### What is required
Extract the data exactly, missing nothing.
##### Excerpted records #####
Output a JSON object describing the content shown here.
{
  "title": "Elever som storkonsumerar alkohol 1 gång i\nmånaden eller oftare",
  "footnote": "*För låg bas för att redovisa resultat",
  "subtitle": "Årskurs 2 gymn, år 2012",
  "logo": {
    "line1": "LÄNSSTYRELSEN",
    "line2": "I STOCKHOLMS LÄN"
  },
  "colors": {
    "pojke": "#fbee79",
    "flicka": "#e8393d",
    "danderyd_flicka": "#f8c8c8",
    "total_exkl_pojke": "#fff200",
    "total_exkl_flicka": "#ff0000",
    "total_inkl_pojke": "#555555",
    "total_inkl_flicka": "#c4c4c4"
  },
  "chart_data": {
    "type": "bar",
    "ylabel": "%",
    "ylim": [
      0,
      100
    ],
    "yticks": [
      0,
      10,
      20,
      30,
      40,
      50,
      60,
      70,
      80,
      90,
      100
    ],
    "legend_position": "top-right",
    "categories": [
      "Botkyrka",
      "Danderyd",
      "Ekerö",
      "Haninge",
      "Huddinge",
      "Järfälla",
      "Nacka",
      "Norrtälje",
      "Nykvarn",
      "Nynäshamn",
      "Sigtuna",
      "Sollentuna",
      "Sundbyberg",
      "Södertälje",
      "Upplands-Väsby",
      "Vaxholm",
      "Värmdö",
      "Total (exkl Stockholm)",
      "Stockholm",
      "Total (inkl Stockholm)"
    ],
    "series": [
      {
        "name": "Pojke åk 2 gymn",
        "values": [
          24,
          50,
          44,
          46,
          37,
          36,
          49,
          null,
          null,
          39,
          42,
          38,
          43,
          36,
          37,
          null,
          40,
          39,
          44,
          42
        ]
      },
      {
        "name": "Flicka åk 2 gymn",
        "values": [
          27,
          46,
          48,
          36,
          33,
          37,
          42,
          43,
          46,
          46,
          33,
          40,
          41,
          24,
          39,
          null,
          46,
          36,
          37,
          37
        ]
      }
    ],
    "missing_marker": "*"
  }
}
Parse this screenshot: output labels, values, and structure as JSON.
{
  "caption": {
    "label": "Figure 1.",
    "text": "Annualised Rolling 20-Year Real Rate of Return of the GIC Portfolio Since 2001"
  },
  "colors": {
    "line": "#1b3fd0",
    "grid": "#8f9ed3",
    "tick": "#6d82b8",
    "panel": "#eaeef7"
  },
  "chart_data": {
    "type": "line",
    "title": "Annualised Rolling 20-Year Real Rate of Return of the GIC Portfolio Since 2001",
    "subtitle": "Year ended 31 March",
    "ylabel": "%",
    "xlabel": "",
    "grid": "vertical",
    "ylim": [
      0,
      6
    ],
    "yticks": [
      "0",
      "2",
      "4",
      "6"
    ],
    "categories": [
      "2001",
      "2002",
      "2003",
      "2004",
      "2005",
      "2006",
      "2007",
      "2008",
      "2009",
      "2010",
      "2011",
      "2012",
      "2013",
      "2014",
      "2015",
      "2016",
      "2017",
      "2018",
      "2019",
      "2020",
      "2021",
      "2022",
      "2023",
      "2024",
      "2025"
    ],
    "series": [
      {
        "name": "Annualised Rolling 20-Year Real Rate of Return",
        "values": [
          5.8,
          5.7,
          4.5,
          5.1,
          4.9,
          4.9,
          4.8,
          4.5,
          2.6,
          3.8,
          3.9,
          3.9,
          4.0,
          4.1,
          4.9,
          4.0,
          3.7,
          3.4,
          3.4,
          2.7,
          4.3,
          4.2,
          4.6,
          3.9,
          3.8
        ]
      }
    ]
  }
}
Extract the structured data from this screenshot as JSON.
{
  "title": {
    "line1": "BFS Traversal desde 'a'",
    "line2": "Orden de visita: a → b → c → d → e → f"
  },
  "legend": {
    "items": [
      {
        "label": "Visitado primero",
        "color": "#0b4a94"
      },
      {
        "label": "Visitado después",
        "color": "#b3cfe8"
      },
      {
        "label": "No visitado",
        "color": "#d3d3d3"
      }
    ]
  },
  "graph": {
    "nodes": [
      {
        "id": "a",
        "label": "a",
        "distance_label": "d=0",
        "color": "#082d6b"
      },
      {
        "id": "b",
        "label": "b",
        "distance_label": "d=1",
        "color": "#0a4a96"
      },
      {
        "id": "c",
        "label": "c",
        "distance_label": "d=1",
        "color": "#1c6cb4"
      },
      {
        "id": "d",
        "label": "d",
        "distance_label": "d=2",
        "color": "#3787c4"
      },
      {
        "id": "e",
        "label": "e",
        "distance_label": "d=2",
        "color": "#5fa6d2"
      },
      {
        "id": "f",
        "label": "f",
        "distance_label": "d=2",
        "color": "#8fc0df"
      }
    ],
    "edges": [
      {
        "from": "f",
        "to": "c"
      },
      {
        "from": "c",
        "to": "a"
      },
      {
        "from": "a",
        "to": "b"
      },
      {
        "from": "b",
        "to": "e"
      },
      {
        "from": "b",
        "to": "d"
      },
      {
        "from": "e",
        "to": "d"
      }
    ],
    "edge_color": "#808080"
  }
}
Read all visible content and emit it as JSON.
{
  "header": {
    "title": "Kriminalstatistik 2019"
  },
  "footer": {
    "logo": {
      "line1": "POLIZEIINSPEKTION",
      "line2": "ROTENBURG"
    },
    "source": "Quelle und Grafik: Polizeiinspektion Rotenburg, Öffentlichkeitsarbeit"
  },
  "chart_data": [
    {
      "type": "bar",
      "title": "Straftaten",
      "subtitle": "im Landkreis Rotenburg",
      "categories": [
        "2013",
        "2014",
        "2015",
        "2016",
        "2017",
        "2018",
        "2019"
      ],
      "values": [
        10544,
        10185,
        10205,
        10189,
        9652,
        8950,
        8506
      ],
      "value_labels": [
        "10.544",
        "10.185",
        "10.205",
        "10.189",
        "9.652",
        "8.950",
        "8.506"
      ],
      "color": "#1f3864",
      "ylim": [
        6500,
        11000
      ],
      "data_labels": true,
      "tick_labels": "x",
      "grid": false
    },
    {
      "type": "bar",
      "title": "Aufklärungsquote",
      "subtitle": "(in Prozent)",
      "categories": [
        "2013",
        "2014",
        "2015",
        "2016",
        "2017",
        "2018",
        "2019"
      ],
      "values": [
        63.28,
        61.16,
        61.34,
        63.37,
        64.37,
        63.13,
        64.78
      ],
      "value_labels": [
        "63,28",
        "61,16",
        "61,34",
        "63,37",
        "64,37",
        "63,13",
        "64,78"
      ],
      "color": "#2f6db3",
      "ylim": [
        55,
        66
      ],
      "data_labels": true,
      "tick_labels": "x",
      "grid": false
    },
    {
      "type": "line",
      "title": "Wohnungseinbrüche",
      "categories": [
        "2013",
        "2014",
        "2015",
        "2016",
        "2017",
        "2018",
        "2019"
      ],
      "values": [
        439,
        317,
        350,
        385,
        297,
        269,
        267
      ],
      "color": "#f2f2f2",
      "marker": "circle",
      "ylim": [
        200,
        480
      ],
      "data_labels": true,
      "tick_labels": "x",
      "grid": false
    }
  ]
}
#####
### Worked solution
Output a JSON object describing the content shown here.
{
  "title": "Elever som storkonsumerar alkohol 1 gång i\nmånaden eller oftare",
  "footnote": "*För låg bas för att redovisa resultat",
  "subtitle": "Årskurs 2 gymn, år 2012",
  "logo": {
    "line1": "LÄNSSTYRELSEN",
    "line2": "I STOCKHOLMS LÄN"
  },
  "colors": {
    "pojke": "#fbee79",
    "flicka": "#e8393d",
    "danderyd_flicka": "#f8c8c8",
    "total_exkl_pojke": "#fff200",
    "total_exkl_flicka": "#ff0000",
    "total_inkl_pojke": "#555555",
    "total_inkl_flicka": "#c4c4c4"
  },
  "chart_data": {
    "type": "bar",
    "ylabel": "%",
    "ylim": [
      0,
      100
    ],
    "yticks": [
      0,
      10,
      20,
      30,
      40,
      50,
      60,
      70,
      80,
      90,
      100
    ],
    "legend_position": "top-right",
    "categories": [
      "Botkyrka",
      "Danderyd",
      "Ekerö",
      "Haninge",
      "Huddinge",
      "Järfälla",
      "Nacka",
      "Norrtälje",
      "Nykvarn",
      "Nynäshamn",
      "Sigtuna",
      "Sollentuna",
      "Sundbyberg",
      "Södertälje",
      "Upplands-Väsby",
      "Vaxholm",
      "Värmdö",
      "Total (exkl Stockholm)",
      "Stockholm",
      "Total (inkl Stockholm)"
    ],
    "series": [
      {
        "name": "Pojke åk 2 gymn",
        "values": [
          24,
          50,
          44,
          46,
          37,
          36,
          49,
          null,
          null,
          39,
          42,
          38,
          43,
          36,
          37,
          null,
          40,
          39,
          44,
          42
        ]
      },
      {
        "name": "Flicka åk 2 gymn",
        "values": [
          27,
          46,
          48,
          36,
          33,
          37,
          42,
          43,
          46,
          46,
          33,
          40,
          41,
          24,
          39,
          null,
          46,
          36,
          37,
          37
        ]
      }
    ],
    "missing_marker": "*"
  }
}
Parse this screenshot: output labels, values, and structure as JSON.
{
  "caption": {
    "label": "Figure 1.",
    "text": "Annualised Rolling 20-Year Real Rate of Return of the GIC Portfolio Since 2001"
  },
  "colors": {
    "line": "#1b3fd0",
    "grid": "#8f9ed3",
    "tick": "#6d82b8",
    "panel": "#eaeef7"
  },
  "chart_data": {
    "type": "line",
    "title": "Annualised Rolling 20-Year Real Rate of Return of the GIC Portfolio Since 2001",
    "subtitle": "Year ended 31 March",
    "ylabel": "%",
    "xlabel": "",
    "grid": "vertical",
    "ylim": [
      0,
      6
    ],
    "yticks": [
      "0",
      "2",
      "4",
      "6"
    ],
    "categories": [
      "2001",
      "2002",
      "2003",
      "2004",
      "2005",
      "2006",
      "2007",
      "2008",
      "2009",
      "2010",
      "2011",
      "2012",
      "2013",
      "2014",
      "2015",
      "2016",
      "2017",
      "2018",
      "2019",
      "2020",
      "2021",
      "2022",
      "2023",
      "2024",
      "2025"
    ],
    "series": [
      {
        "name": "Annualised Rolling 20-Year Real Rate of Return",
        "values": [
          5.8,
          5.7,
          4.5,
          5.1,
          4.9,
          4.9,
          4.8,
          4.5,
          2.6,
          3.8,
          3.9,
          3.9,
          4.0,
          4.1,
          4.9,
          4.0,
          3.7,
          3.4,
          3.4,
          2.7,
          4.3,
          4.2,
          4.6,
          3.9,
          3.8
        ]
      }
    ]
  }
}
Extract the structured data from this screenshot as JSON.
{
  "title": {
    "line1": "BFS Traversal desde 'a'",
    "line2": "Orden de visita: a → b → c → d → e → f"
  },
  "legend": {
    "items": [
      {
        "label": "Visitado primero",
        "color": "#0b4a94"
      },
      {
        "label": "Visitado después",
        "color": "#b3cfe8"
      },
      {
        "label": "No visitado",
        "color": "#d3d3d3"
      }
    ]
  },
  "graph": {
    "nodes": [
      {
        "id": "a",
        "label": "a",
        "distance_label": "d=0",
        "color": "#082d6b"
      },
      {
        "id": "b",
        "label": "b",
        "distance_label": "d=1",
        "color": "#0a4a96"
      },
      {
        "id": "c",
        "label": "c",
        "distance_label": "d=1",
        "color": "#1c6cb4"
      },
      {
        "id": "d",
        "label": "d",
        "distance_label": "d=2",
        "color": "#3787c4"
      },
      {
        "id": "e",
        "label": "e",
        "distance_label": "d=2",
        "color": "#5fa6d2"
      },
      {
        "id": "f",
        "label": "f",
        "distance_label": "d=2",
        "color": "#8fc0df"
      }
    ],
    "edges": [
      {
        "from": "f",
        "to": "c"
      },
      {
        "from": "c",
        "to": "a"
      },
      {
        "from": "a",
        "to": "b"
      },
      {
        "from": "b",
        "to": "e"
      },
      {
        "from": "b",
        "to": "d"
      },
      {
        "from": "e",
        "to": "d"
      }
    ],
    "edge_color": "#808080"
  }
}
Read all visible content and emit it as JSON.
{
  "header": {
    "title": "Kriminalstatistik 2019"
  },
  "footer": {
    "logo": {
      "line1": "POLIZEIINSPEKTION",
      "line2": "ROTENBURG"
    },
    "source": "Quelle und Grafik: Polizeiinspektion Rotenburg, Öffentlichkeitsarbeit"
  },
  "chart_data": [
    {
      "type": "bar",
      "title": "Straftaten",
      "subtitle": "im Landkreis Rotenburg",
      "categories": [
        "2013",
        "2014",
        "2015",
        "2016",
        "2017",
        "2018",
        "2019"
      ],
      "values": [
        10544,
        10185,
        10205,
        10189,
        9652,
        8950,
        8506
      ],
      "value_labels": [
        "10.544",
        "10.185",
        "10.205",
        "10.189",
        "9.652",
        "8.950",
        "8.506"
      ],
      "color": "#1f3864",
      "ylim": [
        6500,
        11000
      ],
      "data_labels": true,
      "tick_labels": "x",
      "grid": false
    },
    {
      "type": "bar",
      "title": "Aufklärungsquote",
      "subtitle": "(in Prozent)",
      "categories": [
        "2013",
        "2014",
        "2015",
        "2016",
        "2017",
        "2018",
        "2019"
      ],
      "values": [
        63.28,
        61.16,
        61.34,
        63.37,
        64.37,
        63.13,
        64.78
      ],
      "value_labels": [
        "63,28",
        "61,16",
        "61,34",
        "63,37",
        "64,37",
        "63,13",
        "64,78"
      ],
      "color": "#2f6db3",
      "ylim": [
        55,
        66
      ],
      "data_labels": true,
      "tick_labels": "x",
      "grid": false
    },
    {
      "type": "line",
      "title": "Wohnungseinbrüche",
      "categories": [
        "2013",
        "2014",
        "2015",
        "2016",
        "2017",
        "2018",
        "2019"
      ],
      "values": [
        439,
        317,
        350,
        385,
        297,
        269,
        267
      ],
      "color": "#f2f2f2",
      "marker": "circle",
      "ylim": [
        200,
        480
      ],
      "data_labels": true,
      "tick_labels": "x",
      "grid": false
    }
  ]
}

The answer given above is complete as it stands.